■ Material to process:
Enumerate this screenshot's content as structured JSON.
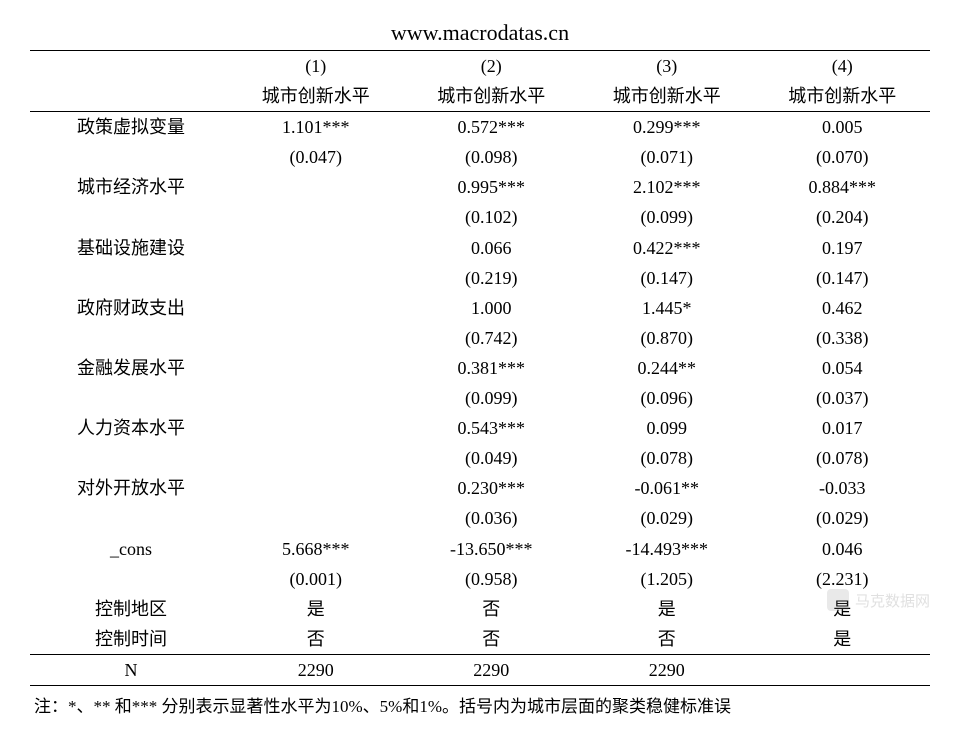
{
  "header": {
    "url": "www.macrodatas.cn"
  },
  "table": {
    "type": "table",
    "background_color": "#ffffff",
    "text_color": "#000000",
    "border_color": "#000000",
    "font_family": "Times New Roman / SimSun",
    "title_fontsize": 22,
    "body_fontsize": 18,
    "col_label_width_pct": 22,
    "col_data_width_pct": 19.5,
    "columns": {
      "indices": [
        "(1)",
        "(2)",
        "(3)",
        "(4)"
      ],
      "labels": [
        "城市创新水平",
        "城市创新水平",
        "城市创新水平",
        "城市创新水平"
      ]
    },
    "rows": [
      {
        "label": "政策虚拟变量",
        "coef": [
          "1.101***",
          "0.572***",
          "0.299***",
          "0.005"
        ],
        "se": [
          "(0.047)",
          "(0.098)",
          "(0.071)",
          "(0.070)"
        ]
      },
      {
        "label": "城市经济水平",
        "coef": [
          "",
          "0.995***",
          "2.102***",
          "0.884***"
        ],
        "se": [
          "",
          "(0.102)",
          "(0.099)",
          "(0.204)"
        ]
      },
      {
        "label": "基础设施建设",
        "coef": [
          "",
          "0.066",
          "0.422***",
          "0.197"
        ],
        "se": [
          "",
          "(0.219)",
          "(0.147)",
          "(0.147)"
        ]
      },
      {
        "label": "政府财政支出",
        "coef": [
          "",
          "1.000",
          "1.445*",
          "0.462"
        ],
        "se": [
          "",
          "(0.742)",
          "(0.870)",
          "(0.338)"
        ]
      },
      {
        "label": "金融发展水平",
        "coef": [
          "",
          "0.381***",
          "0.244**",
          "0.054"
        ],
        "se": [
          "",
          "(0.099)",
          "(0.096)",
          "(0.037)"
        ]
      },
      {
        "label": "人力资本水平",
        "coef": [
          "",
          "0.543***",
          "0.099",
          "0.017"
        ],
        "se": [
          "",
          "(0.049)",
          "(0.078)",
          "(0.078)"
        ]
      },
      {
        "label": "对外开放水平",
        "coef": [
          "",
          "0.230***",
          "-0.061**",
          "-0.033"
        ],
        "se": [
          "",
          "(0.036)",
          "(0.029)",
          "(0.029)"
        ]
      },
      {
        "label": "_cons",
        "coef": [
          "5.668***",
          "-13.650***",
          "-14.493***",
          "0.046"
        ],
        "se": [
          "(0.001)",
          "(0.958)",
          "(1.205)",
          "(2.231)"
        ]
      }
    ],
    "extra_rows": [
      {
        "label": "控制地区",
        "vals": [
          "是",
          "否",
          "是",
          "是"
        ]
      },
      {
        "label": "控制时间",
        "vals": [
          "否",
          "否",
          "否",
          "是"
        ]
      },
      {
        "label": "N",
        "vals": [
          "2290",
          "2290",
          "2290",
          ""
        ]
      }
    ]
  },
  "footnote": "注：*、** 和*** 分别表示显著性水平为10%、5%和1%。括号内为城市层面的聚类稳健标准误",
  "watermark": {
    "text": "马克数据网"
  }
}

■ Task to carry out:
Do not include the images; transcribe the rest of the listing exactly.

■ Reply to the task:
Enumerate this screenshot's content as structured JSON.
{
  "header": {
    "url": "www.macrodatas.cn"
  },
  "table": {
    "type": "table",
    "background_color": "#ffffff",
    "text_color": "#000000",
    "border_color": "#000000",
    "font_family": "Times New Roman / SimSun",
    "title_fontsize": 22,
    "body_fontsize": 18,
    "col_label_width_pct": 22,
    "col_data_width_pct": 19.5,
    "columns": {
      "indices": [
        "(1)",
        "(2)",
        "(3)",
        "(4)"
      ],
      "labels": [
        "城市创新水平",
        "城市创新水平",
        "城市创新水平",
        "城市创新水平"
      ]
    },
    "rows": [
      {
        "label": "政策虚拟变量",
        "coef": [
          "1.101***",
          "0.572***",
          "0.299***",
          "0.005"
        ],
        "se": [
          "(0.047)",
          "(0.098)",
          "(0.071)",
          "(0.070)"
        ]
      },
      {
        "label": "城市经济水平",
        "coef": [
          "",
          "0.995***",
          "2.102***",
          "0.884***"
        ],
        "se": [
          "",
          "(0.102)",
          "(0.099)",
          "(0.204)"
        ]
      },
      {
        "label": "基础设施建设",
        "coef": [
          "",
          "0.066",
          "0.422***",
          "0.197"
        ],
        "se": [
          "",
          "(0.219)",
          "(0.147)",
          "(0.147)"
        ]
      },
      {
        "label": "政府财政支出",
        "coef": [
          "",
          "1.000",
          "1.445*",
          "0.462"
        ],
        "se": [
          "",
          "(0.742)",
          "(0.870)",
          "(0.338)"
        ]
      },
      {
        "label": "金融发展水平",
        "coef": [
          "",
          "0.381***",
          "0.244**",
          "0.054"
        ],
        "se": [
          "",
          "(0.099)",
          "(0.096)",
          "(0.037)"
        ]
      },
      {
        "label": "人力资本水平",
        "coef": [
          "",
          "0.543***",
          "0.099",
          "0.017"
        ],
        "se": [
          "",
          "(0.049)",
          "(0.078)",
          "(0.078)"
        ]
      },
      {
        "label": "对外开放水平",
        "coef": [
          "",
          "0.230***",
          "-0.061**",
          "-0.033"
        ],
        "se": [
          "",
          "(0.036)",
          "(0.029)",
          "(0.029)"
        ]
      },
      {
        "label": "_cons",
        "coef": [
          "5.668***",
          "-13.650***",
          "-14.493***",
          "0.046"
        ],
        "se": [
          "(0.001)",
          "(0.958)",
          "(1.205)",
          "(2.231)"
        ]
      }
    ],
    "extra_rows": [
      {
        "label": "控制地区",
        "vals": [
          "是",
          "否",
          "是",
          "是"
        ]
      },
      {
        "label": "控制时间",
        "vals": [
          "否",
          "否",
          "否",
          "是"
        ]
      },
      {
        "label": "N",
        "vals": [
          "2290",
          "2290",
          "2290",
          ""
        ]
      }
    ]
  },
  "footnote": "注：*、** 和*** 分别表示显著性水平为10%、5%和1%。括号内为城市层面的聚类稳健标准误",
  "watermark": {
    "text": "马克数据网"
  }
}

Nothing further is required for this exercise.